Your instructions:
List each line in which the string "like" appears.

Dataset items
· · · ·

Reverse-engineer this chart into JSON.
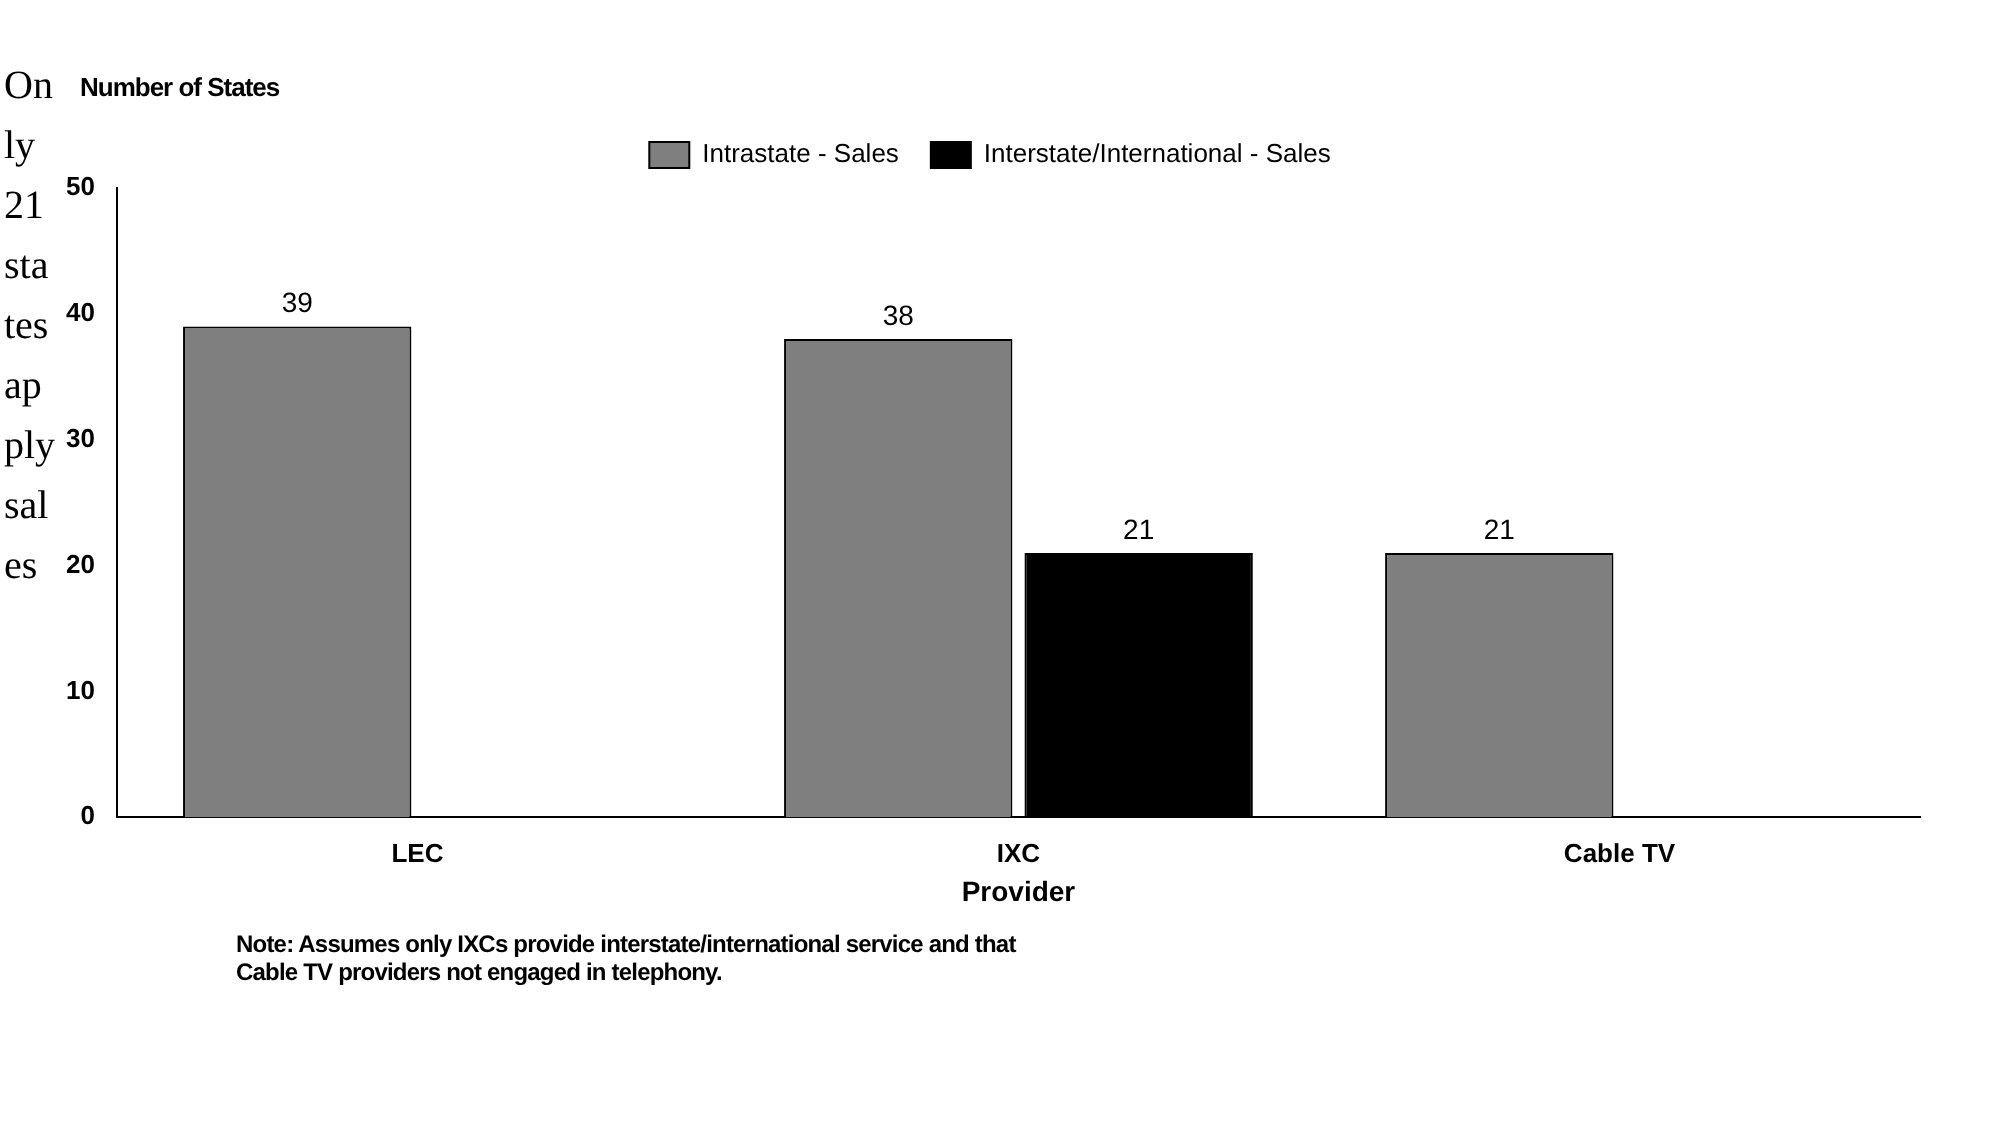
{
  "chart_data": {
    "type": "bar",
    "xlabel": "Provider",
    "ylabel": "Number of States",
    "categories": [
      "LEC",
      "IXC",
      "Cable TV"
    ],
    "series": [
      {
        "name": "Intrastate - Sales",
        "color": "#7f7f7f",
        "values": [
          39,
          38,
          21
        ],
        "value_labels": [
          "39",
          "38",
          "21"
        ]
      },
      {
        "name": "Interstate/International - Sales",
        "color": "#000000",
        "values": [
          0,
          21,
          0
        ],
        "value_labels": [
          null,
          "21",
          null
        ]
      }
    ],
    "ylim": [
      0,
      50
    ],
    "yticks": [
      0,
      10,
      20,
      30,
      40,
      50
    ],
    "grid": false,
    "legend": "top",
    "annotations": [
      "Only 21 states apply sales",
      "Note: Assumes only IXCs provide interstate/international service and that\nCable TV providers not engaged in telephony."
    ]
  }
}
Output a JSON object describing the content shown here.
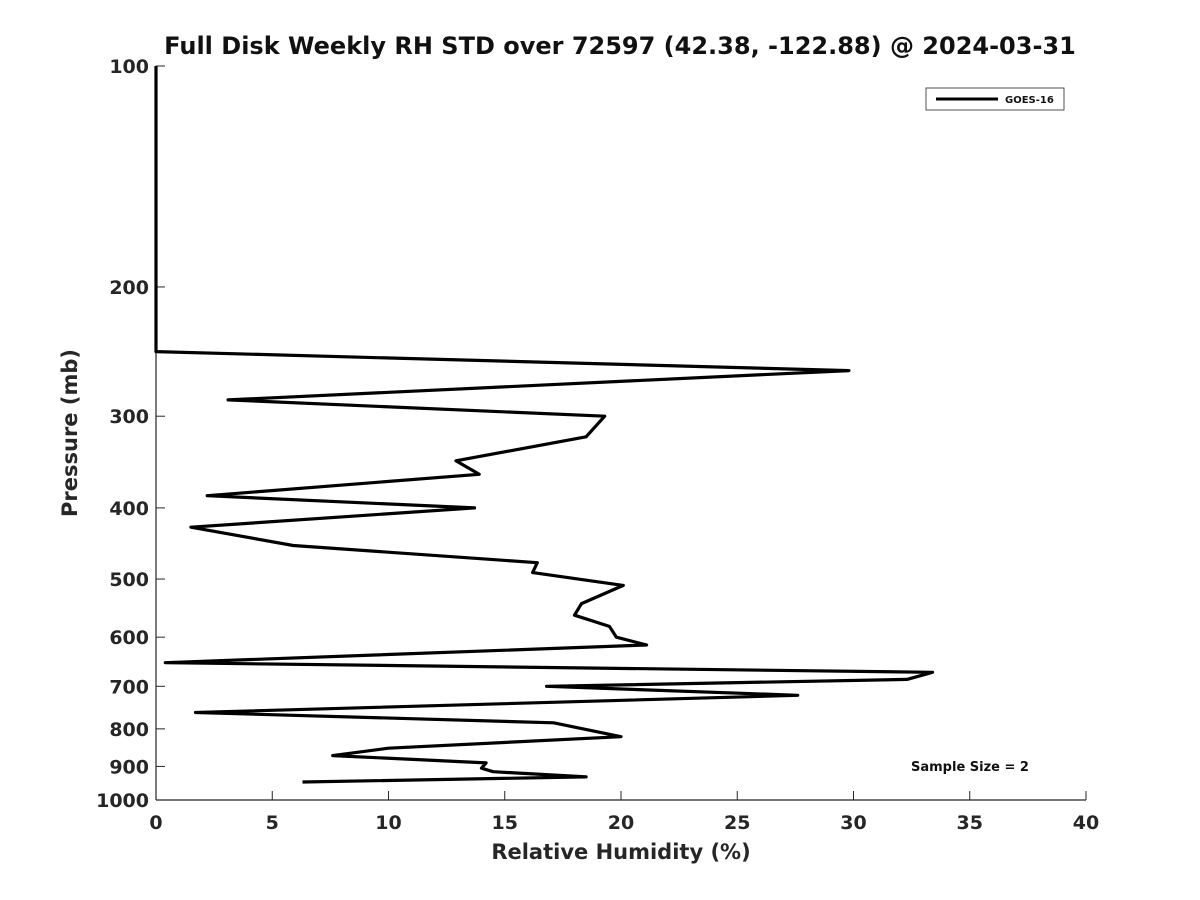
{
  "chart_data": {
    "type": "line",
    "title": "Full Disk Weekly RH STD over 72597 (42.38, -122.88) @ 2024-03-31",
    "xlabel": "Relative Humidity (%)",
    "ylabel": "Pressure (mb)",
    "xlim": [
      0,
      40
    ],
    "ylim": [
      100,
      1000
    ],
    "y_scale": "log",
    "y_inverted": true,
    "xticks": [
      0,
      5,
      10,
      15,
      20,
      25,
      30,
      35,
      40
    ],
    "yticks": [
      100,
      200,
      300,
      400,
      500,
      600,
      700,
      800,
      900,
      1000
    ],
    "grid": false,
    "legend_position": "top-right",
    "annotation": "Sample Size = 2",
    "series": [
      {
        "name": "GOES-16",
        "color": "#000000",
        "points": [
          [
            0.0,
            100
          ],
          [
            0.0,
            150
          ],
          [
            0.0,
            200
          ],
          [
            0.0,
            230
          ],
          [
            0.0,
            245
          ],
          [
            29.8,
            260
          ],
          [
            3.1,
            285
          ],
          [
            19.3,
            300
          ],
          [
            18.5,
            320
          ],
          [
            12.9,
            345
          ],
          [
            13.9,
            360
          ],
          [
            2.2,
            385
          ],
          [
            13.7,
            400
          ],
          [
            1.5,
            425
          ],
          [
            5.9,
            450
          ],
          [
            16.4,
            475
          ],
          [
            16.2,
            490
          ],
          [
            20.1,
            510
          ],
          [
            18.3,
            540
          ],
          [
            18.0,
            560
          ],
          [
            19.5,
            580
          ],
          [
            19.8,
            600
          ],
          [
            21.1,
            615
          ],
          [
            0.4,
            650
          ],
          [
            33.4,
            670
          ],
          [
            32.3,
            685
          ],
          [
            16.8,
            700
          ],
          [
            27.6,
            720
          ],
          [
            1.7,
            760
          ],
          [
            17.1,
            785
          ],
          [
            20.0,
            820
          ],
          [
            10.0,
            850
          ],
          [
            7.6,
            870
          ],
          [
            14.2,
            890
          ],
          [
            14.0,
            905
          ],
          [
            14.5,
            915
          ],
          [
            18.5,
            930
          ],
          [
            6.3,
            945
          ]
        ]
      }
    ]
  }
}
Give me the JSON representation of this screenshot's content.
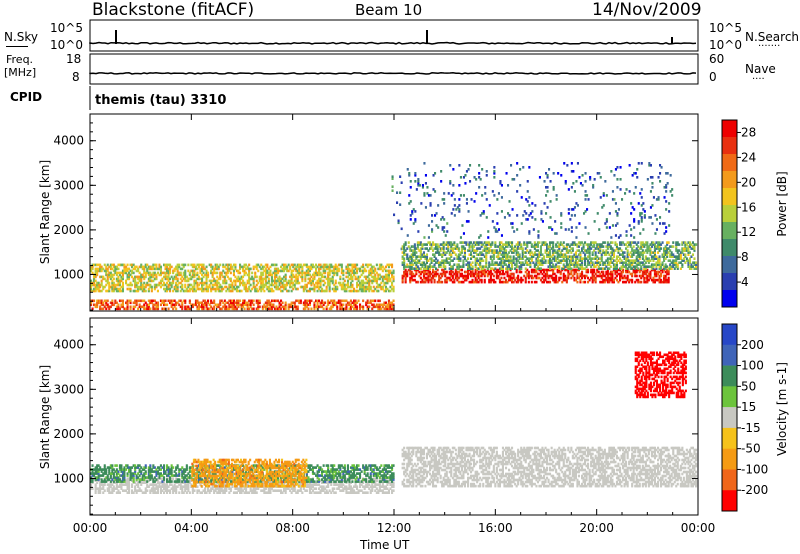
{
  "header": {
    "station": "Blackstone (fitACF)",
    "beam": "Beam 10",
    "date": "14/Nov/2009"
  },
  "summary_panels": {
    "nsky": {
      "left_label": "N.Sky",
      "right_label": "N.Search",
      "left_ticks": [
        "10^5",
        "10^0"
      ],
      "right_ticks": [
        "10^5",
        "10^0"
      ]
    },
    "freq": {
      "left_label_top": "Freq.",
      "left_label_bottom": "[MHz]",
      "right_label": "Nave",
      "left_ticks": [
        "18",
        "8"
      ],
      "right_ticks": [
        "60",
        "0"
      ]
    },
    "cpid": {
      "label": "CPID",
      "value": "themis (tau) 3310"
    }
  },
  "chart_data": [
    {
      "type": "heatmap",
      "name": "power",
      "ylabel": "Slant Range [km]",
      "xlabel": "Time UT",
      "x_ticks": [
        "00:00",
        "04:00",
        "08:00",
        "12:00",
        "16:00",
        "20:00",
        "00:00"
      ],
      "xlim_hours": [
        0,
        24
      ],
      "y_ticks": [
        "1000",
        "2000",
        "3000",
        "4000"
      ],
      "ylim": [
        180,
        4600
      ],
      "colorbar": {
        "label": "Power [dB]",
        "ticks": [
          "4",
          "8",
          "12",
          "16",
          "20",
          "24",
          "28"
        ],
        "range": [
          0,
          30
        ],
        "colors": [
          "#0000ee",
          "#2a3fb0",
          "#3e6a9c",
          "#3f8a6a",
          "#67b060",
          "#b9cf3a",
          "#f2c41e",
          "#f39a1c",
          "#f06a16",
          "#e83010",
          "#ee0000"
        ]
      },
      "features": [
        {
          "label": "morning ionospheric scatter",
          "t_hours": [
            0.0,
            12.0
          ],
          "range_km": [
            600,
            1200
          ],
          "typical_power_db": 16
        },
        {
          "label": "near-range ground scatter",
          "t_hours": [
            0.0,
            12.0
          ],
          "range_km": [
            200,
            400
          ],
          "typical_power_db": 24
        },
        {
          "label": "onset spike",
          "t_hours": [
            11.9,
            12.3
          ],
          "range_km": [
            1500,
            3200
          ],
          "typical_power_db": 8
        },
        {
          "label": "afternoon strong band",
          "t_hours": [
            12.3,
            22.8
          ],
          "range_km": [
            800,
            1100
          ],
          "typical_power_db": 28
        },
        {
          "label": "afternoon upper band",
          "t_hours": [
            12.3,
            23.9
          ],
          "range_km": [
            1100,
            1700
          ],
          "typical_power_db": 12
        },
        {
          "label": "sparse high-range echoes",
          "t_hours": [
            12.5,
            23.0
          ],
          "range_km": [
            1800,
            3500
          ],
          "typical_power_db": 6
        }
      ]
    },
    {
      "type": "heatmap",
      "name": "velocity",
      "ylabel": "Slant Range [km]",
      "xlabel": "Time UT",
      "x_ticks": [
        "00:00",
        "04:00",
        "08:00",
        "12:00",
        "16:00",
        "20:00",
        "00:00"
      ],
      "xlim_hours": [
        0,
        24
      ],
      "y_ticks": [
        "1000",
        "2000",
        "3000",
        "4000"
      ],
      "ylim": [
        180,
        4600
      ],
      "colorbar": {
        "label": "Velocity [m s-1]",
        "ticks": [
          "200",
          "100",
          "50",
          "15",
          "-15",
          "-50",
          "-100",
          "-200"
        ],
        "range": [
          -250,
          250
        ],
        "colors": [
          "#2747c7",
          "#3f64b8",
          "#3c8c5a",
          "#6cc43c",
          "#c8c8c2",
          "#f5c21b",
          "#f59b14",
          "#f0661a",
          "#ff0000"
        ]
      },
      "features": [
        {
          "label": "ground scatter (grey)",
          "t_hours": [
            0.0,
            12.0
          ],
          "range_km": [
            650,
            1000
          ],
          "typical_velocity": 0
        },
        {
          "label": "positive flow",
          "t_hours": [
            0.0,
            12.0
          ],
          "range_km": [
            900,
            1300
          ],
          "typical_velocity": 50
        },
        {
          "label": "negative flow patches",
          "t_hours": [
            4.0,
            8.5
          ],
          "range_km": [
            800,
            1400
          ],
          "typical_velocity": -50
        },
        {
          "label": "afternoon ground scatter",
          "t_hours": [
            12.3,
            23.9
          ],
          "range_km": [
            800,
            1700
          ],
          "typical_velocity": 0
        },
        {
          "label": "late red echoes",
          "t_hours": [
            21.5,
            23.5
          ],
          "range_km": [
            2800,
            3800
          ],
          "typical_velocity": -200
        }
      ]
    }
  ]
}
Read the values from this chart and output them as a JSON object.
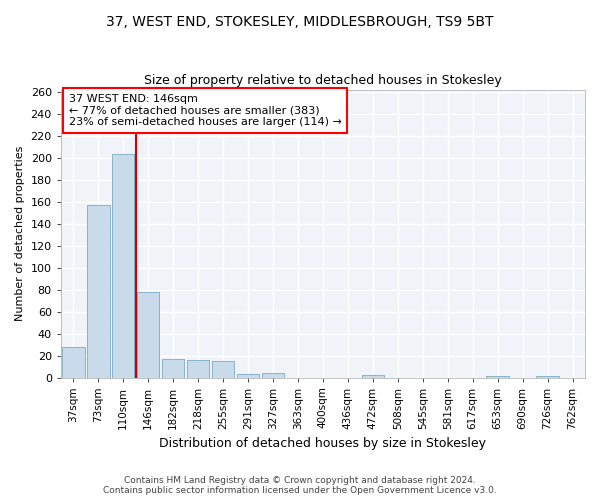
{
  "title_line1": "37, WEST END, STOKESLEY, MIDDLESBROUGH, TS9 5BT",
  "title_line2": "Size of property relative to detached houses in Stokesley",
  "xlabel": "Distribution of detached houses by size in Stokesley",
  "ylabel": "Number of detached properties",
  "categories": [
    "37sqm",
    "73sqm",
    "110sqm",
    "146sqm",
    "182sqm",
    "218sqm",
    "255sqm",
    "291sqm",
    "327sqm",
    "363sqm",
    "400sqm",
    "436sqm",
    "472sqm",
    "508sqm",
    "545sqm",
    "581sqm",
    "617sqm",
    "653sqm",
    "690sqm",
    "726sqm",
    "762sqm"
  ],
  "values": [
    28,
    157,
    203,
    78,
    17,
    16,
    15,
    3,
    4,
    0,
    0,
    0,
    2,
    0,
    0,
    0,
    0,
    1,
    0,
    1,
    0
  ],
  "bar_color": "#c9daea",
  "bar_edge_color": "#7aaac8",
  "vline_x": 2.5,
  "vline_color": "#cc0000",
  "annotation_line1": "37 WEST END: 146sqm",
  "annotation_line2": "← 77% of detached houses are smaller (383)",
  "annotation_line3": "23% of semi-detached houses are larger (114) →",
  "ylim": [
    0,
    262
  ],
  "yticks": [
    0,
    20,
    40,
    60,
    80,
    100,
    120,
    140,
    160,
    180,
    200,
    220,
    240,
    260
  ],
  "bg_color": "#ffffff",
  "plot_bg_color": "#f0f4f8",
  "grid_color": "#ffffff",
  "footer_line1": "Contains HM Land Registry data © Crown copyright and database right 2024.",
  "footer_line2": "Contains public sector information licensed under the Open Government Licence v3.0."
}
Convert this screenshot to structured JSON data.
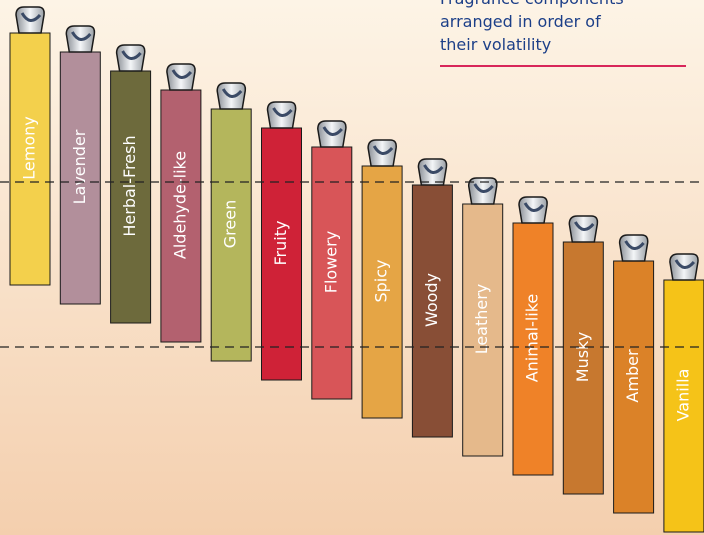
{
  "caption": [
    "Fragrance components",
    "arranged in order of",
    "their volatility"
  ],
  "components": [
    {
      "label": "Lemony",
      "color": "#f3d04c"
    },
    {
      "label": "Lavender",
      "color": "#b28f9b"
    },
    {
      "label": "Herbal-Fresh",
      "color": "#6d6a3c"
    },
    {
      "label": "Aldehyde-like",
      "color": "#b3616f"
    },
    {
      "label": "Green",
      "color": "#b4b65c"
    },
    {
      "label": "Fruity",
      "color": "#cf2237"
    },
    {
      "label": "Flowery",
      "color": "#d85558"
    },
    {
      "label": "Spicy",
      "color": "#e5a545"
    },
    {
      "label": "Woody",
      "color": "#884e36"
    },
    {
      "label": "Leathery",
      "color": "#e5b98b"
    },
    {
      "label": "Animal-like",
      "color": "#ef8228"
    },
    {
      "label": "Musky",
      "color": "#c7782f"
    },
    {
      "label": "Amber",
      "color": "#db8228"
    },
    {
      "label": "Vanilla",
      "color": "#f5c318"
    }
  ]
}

· · · ·

Solution for this exercise:
      "label": "Aldehyde-like",
      "label": "Animal-like",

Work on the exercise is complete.